(Dataset entries)
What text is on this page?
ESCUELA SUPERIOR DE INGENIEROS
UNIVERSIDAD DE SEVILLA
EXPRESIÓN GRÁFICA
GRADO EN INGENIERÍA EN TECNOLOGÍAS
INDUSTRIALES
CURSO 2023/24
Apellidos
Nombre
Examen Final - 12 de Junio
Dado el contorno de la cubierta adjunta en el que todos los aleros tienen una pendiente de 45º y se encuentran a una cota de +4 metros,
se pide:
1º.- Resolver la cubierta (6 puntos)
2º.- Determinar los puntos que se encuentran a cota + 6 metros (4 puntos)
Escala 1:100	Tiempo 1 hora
==
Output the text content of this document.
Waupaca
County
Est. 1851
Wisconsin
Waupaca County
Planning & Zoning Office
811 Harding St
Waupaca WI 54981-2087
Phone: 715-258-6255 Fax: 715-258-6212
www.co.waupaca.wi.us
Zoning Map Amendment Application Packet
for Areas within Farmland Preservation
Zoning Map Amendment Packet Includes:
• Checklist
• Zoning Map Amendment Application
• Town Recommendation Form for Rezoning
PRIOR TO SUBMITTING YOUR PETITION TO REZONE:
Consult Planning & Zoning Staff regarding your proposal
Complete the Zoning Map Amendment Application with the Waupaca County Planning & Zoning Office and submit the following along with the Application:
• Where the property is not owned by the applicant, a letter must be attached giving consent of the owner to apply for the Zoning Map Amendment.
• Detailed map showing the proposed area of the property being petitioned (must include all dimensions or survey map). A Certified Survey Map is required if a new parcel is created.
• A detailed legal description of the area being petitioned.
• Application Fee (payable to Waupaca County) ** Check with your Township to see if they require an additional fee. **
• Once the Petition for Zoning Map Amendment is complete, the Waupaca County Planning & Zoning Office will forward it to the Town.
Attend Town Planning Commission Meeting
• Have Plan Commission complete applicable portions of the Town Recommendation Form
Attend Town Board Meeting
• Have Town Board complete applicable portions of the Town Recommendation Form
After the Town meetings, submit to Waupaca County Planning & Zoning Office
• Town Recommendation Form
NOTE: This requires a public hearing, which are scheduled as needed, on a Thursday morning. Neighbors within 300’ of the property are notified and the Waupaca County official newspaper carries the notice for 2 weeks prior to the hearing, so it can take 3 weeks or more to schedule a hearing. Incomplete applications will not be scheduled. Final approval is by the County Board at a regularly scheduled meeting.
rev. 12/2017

What you have to do:
Collect the lines of the records that include the string "petitioned".

Result of this exercise:
• Detailed map showing the proposed area of the property being petitioned (must include all dimensions or survey map). A Certified Survey Map is required if a new parcel is created.
• A detailed legal description of the area being petitioned.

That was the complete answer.